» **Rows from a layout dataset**
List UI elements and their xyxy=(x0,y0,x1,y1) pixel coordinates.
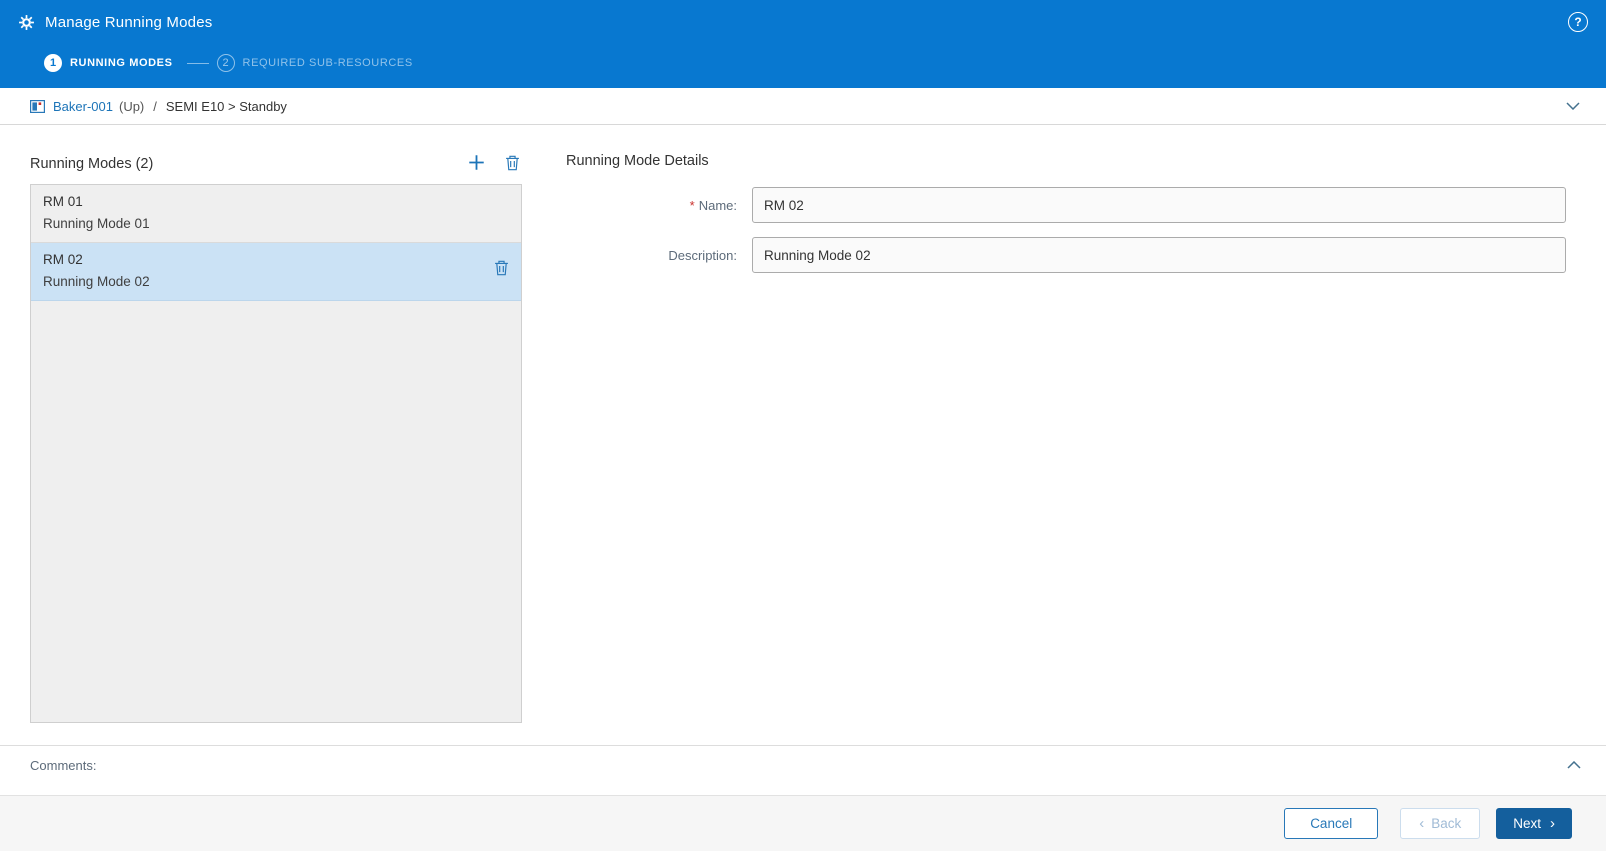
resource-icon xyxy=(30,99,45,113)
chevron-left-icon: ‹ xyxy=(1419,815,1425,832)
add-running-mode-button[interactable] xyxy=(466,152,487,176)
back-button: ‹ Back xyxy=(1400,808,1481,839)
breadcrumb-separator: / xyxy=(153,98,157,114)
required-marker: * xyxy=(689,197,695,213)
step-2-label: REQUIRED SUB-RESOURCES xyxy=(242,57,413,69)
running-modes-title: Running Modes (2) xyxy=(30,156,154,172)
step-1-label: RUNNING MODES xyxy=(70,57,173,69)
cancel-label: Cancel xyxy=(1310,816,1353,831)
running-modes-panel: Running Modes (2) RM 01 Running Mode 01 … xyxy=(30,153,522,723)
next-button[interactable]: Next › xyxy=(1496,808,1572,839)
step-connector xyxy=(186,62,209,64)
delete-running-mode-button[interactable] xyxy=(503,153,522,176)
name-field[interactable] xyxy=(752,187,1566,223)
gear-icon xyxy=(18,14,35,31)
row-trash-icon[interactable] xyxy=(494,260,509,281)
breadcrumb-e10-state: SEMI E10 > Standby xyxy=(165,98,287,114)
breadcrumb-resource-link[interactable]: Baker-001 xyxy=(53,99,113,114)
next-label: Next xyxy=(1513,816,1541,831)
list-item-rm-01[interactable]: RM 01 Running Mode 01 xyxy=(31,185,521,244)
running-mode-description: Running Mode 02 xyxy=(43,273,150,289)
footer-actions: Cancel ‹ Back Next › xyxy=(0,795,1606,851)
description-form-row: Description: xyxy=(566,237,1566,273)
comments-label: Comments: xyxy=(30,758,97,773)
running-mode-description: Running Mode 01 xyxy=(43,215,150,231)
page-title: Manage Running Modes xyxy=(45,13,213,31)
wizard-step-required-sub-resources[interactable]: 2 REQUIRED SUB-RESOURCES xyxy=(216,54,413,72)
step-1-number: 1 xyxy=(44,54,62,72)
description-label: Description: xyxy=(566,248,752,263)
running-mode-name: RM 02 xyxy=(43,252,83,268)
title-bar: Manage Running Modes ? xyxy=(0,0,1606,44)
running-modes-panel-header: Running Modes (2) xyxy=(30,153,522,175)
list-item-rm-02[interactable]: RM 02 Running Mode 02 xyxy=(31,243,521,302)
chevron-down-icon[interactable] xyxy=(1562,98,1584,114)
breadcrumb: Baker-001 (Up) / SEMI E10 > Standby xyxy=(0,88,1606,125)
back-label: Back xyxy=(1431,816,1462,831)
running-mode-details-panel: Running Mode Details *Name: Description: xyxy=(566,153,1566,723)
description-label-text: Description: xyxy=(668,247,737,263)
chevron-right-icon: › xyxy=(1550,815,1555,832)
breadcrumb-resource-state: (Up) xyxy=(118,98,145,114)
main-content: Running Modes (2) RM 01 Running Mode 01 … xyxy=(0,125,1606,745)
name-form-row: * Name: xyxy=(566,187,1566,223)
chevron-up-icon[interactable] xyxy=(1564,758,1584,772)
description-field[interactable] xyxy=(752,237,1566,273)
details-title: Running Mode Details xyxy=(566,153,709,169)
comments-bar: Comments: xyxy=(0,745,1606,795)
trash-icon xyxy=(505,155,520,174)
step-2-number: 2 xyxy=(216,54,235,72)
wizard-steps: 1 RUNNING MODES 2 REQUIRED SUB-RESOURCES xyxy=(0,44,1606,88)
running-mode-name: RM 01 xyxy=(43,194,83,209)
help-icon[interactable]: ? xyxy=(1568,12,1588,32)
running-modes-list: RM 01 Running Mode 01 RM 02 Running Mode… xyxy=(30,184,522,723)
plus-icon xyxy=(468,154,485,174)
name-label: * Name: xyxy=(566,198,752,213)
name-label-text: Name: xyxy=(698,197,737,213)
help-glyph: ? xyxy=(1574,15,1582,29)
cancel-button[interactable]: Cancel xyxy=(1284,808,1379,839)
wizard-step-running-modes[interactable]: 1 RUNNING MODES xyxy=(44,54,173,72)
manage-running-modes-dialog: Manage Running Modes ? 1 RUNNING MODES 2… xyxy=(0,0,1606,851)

» **Instructions to follow**
Convert every line of the records above into a JSON list of strings, one string per line, skipping blank lines. Leave the pictures out of the answer.

» **Worked solution**
[
  "List UI elements and their xyxy=(x0,y0,x1,y1) pixel coordinates.",
  "resource-icon xyxy=(30,99,45,113)",
  "chevron-left-icon: ‹ xyxy=(1419,815,1425,832)",
  "add-running-mode-button[interactable] xyxy=(466,152,487,176)",
  "back-button: ‹ Back xyxy=(1400,808,1481,839)",
  "breadcrumb-separator: / xyxy=(153,98,157,114)",
  "required-marker: * xyxy=(689,197,695,213)",
  "step-2-label: REQUIRED SUB-RESOURCES xyxy=(242,57,413,69)",
  "running-modes-title: Running Modes (2) xyxy=(30,156,154,172)",
  "step-1-label: RUNNING MODES xyxy=(70,57,173,69)",
  "cancel-label: Cancel xyxy=(1310,816,1353,831)",
  "running-modes-panel: Running Modes (2) RM 01 Running Mode 01 … xyxy=(30,153,522,723)",
  "next-button[interactable]: Next › xyxy=(1496,808,1572,839)",
  "step-connector xyxy=(186,62,209,64)",
  "delete-running-mode-button[interactable] xyxy=(503,153,522,176)",
  "name-field[interactable] xyxy=(752,187,1566,223)",
  "gear-icon xyxy=(18,14,35,31)",
  "row-trash-icon[interactable] xyxy=(494,260,509,281)",
  "breadcrumb-e10-state: SEMI E10 > Standby xyxy=(165,98,287,114)",
  "breadcrumb-resource-link[interactable]: Baker-001 xyxy=(53,99,113,114)",
  "next-label: Next xyxy=(1513,816,1541,831)",
  "list-item-rm-01[interactable]: RM 01 Running Mode 01 xyxy=(31,185,521,244)",
  "running-mode-description: Running Mode 02 xyxy=(43,273,150,289)",
  "footer-actions: Cancel ‹ Back Next › xyxy=(0,795,1606,851)",
  "description-form-row: Description: xyxy=(566,237,1566,273)",
  "comments-label: Comments: xyxy=(30,758,97,773)",
  "running-mode-description: Running Mode 01 xyxy=(43,215,150,231)",
  "page-title: Manage Running Modes xyxy=(45,13,213,31)",
  "wizard-step-required-sub-resources[interactable]: 2 REQUIRED SUB-RESOURCES xyxy=(216,54,413,72)",
  "step-1-number: 1 xyxy=(44,54,62,72)",
  "description-label: Description: xyxy=(566,248,752,263)",
  "running-mode-name: RM 02 xyxy=(43,252,83,268)",
  "title-bar: Manage Running Modes ? xyxy=(0,0,1606,44)",
  "running-modes-panel-header: Running Modes (2) xyxy=(30,153,522,175)",
  "list-item-rm-02[interactable]: RM 02 Running Mode 02 xyxy=(31,243,521,302)",
  "chevron-down-icon[interactable] xyxy=(1562,98,1584,114)",
  "breadcrumb: Baker-001 (Up) / SEMI E10 > Standby xyxy=(0,88,1606,125)",
  "back-label: Back xyxy=(1431,816,1462,831)",
  "running-mode-details-panel: Running Mode Details *Name: Description: xyxy=(566,153,1566,723)",
  "description-label-text: Description: xyxy=(668,247,737,263)",
  "chevron-right-icon: › xyxy=(1550,815,1555,832)",
  "breadcrumb-resource-state: (Up) xyxy=(118,98,145,114)",
  "main-content: Running Modes (2) RM 01 Running Mode 01 … xyxy=(0,125,1606,745)",
  "name-form-row: * Name: xyxy=(566,187,1566,223)",
  "chevron-up-icon[interactable] xyxy=(1564,758,1584,772)",
  "description-field[interactable] xyxy=(752,237,1566,273)",
  "details-title: Running Mode Details xyxy=(566,153,709,169)",
  "comments-bar: Comments: xyxy=(0,745,1606,795)",
  "trash-icon xyxy=(505,155,520,174)",
  "step-2-number: 2 xyxy=(216,54,235,72)",
  "wizard-steps: 1 RUNNING MODES 2 REQUIRED SUB-RESOURCES xyxy=(0,44,1606,88)",
  "running-mode-name: RM 01 xyxy=(43,194,83,209)",
  "help-icon[interactable]: ? xyxy=(1568,12,1588,32)",
  "running-modes-list: RM 01 Running Mode 01 RM 02 Running Mode… xyxy=(30,184,522,723)",
  "plus-icon xyxy=(468,154,485,174)",
  "name-label: * Name: xyxy=(566,198,752,213)",
  "name-label-text: Name: xyxy=(698,197,737,213)",
  "help-glyph: ? xyxy=(1574,15,1582,29)",
  "cancel-button[interactable]: Cancel xyxy=(1284,808,1379,839)",
  "wizard-step-running-modes[interactable]: 1 RUNNING MODES xyxy=(44,54,173,72)",
  "manage-running-modes-dialog: Manage Running Modes ? 1 RUNNING MODES 2… xyxy=(0,0,1606,851)"
]